Task objective> Using the data below, copy every line that contains the word "қарсы".

Data for processing>
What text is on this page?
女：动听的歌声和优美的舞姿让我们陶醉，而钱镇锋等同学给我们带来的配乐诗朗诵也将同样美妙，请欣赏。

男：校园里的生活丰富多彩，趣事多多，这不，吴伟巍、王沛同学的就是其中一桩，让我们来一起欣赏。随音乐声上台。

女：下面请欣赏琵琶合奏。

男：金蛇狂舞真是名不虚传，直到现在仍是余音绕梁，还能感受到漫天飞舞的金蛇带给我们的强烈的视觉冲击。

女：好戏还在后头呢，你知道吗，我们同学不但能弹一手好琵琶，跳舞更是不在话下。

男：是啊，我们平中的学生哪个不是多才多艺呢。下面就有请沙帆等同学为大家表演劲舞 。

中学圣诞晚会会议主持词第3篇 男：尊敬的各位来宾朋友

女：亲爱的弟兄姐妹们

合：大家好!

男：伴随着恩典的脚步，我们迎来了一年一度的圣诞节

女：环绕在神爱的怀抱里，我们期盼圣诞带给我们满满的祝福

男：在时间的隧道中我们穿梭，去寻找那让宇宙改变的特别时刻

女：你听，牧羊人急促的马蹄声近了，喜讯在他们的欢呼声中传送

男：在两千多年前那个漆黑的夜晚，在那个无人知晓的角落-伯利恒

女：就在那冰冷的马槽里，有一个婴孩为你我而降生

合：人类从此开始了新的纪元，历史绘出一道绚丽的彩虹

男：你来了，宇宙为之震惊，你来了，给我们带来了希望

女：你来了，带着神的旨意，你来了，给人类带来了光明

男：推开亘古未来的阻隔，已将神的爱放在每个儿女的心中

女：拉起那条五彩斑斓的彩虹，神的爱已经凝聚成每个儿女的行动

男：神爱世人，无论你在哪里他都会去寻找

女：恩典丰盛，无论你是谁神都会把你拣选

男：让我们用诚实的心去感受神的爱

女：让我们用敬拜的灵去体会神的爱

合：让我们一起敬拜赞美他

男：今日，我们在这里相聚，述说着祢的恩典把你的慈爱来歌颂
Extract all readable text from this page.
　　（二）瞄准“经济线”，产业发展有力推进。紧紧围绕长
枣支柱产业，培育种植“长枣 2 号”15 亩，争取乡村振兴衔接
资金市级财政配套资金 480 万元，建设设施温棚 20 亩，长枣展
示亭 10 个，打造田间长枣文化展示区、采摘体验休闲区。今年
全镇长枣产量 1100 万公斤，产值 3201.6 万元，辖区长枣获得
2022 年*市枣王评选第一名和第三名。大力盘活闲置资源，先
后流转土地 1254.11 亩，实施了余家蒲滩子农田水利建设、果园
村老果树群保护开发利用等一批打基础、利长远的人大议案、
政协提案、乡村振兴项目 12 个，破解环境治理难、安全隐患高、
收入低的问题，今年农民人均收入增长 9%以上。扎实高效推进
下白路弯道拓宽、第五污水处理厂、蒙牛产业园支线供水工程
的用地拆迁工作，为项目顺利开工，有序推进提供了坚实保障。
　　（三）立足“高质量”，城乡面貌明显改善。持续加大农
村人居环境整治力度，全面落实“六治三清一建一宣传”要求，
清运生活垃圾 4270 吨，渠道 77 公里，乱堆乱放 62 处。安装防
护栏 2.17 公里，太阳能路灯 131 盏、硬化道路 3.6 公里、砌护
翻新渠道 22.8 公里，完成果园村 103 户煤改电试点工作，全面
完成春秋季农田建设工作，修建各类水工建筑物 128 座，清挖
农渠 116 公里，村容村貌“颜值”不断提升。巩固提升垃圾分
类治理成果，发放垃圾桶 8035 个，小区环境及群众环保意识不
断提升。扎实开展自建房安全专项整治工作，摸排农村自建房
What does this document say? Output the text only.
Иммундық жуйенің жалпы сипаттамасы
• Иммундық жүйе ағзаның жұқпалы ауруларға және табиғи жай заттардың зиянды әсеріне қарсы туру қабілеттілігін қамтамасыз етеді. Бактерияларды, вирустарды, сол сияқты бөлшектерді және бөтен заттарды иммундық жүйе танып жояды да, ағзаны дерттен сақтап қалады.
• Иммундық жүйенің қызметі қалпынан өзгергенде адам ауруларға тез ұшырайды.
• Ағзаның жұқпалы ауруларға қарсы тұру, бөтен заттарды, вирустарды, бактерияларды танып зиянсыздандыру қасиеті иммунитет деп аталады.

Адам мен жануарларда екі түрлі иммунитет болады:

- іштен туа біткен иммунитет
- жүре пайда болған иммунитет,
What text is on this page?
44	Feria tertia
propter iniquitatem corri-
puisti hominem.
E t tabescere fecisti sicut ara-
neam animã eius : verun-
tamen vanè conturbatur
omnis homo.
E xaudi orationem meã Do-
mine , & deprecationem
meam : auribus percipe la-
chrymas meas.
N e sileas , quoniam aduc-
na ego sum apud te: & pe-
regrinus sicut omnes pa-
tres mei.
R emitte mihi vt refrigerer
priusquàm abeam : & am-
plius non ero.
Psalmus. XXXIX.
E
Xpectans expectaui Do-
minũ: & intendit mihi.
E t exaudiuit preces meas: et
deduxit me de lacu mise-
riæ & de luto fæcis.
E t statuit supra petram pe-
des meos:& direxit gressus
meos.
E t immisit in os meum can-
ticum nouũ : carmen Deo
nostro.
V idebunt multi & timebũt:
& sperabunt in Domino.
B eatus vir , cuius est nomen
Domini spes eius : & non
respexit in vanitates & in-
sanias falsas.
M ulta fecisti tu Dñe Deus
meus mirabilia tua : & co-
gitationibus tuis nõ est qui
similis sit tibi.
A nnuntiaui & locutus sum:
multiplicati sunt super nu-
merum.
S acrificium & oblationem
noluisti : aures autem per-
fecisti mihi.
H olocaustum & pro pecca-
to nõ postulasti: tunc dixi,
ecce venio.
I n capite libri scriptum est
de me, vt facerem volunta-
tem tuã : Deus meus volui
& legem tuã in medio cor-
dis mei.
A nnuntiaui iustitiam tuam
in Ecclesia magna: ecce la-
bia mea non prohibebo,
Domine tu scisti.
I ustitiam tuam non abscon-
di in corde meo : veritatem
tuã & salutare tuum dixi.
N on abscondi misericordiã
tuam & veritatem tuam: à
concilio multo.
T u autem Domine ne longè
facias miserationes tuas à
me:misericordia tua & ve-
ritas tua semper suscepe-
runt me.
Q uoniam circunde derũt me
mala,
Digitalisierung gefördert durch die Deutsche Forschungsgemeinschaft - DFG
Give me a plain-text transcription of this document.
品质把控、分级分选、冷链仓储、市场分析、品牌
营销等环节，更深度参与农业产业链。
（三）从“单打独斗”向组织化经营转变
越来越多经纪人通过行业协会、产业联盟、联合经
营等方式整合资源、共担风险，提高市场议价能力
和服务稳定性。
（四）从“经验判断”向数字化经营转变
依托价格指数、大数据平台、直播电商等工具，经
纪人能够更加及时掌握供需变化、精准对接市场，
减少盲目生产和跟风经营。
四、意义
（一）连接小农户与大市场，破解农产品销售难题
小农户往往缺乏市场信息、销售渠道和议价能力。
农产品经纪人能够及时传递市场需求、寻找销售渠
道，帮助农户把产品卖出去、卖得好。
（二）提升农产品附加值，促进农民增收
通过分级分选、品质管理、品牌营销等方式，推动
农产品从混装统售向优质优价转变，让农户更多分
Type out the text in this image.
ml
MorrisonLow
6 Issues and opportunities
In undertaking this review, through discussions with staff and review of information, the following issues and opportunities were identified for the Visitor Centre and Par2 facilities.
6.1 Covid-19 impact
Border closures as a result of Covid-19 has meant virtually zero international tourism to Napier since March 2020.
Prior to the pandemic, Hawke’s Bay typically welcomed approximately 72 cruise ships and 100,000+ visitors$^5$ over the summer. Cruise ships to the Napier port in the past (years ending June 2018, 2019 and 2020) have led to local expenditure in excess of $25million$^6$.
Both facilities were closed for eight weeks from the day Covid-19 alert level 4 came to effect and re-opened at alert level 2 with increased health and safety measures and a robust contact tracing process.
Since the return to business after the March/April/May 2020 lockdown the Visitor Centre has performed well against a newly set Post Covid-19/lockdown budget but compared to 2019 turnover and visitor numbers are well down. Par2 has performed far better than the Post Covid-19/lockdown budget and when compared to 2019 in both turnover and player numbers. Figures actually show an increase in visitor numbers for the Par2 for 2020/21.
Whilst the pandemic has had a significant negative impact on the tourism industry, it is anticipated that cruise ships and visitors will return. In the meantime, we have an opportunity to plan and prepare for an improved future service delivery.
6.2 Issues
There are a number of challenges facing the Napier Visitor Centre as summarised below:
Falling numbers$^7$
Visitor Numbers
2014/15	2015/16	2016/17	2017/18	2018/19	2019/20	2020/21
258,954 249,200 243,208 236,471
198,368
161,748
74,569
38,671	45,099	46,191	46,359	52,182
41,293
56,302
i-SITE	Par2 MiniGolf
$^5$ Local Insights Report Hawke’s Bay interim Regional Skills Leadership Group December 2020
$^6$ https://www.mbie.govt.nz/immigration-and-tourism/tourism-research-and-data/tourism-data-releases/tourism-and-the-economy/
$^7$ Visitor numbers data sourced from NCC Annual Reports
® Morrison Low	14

Solution for this exercise>
• Иммундық жүйе ағзаның жұқпалы ауруларға және табиғи жай заттардың зиянды әсеріне қарсы туру қабілеттілігін қамтамасыз етеді. Бактерияларды, вирустарды, сол сияқты бөлшектерді және бөтен заттарды иммундық жүйе танып жояды да, ағзаны дерттен сақтап қалады.
• Ағзаның жұқпалы ауруларға қарсы тұру, бөтен заттарды, вирустарды, бактерияларды танып зиянсыздандыру қасиеті иммунитет деп аталады.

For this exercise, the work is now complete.